What you are asked to do ▸
Repeat the material below exactly, line for line.

Record set ▸
_ _ _ _ _ _ _

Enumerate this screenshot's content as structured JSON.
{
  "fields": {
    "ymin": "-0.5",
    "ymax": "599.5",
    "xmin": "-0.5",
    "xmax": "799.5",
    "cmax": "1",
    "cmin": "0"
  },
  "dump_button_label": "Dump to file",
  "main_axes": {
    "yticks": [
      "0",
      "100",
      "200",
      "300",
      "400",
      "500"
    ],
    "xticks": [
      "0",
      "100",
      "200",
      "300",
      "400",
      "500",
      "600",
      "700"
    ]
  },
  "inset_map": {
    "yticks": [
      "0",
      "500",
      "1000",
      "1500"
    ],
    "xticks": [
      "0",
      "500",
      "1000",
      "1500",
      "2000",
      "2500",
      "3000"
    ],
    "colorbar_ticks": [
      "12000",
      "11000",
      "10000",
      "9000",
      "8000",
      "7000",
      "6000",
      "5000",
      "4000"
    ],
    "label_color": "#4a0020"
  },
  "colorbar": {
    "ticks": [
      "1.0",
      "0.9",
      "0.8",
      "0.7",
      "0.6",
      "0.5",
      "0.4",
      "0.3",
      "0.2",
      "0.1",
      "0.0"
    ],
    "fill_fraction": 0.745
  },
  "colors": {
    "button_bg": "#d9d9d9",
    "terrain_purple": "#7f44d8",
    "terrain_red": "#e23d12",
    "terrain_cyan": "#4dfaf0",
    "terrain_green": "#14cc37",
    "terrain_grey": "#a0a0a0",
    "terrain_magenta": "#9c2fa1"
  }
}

_ _ _ _ _ _ _

The response ▸
Enumerate this screenshot's content as structured JSON.
{
  "fields": {
    "ymin": "-0.5",
    "ymax": "599.5",
    "xmin": "-0.5",
    "xmax": "799.5",
    "cmax": "1",
    "cmin": "0"
  },
  "dump_button_label": "Dump to file",
  "main_axes": {
    "yticks": [
      "0",
      "100",
      "200",
      "300",
      "400",
      "500"
    ],
    "xticks": [
      "0",
      "100",
      "200",
      "300",
      "400",
      "500",
      "600",
      "700"
    ]
  },
  "inset_map": {
    "yticks": [
      "0",
      "500",
      "1000",
      "1500"
    ],
    "xticks": [
      "0",
      "500",
      "1000",
      "1500",
      "2000",
      "2500",
      "3000"
    ],
    "colorbar_ticks": [
      "12000",
      "11000",
      "10000",
      "9000",
      "8000",
      "7000",
      "6000",
      "5000",
      "4000"
    ],
    "label_color": "#4a0020"
  },
  "colorbar": {
    "ticks": [
      "1.0",
      "0.9",
      "0.8",
      "0.7",
      "0.6",
      "0.5",
      "0.4",
      "0.3",
      "0.2",
      "0.1",
      "0.0"
    ],
    "fill_fraction": 0.745
  },
  "colors": {
    "button_bg": "#d9d9d9",
    "terrain_purple": "#7f44d8",
    "terrain_red": "#e23d12",
    "terrain_cyan": "#4dfaf0",
    "terrain_green": "#14cc37",
    "terrain_grey": "#a0a0a0",
    "terrain_magenta": "#9c2fa1"
  }
}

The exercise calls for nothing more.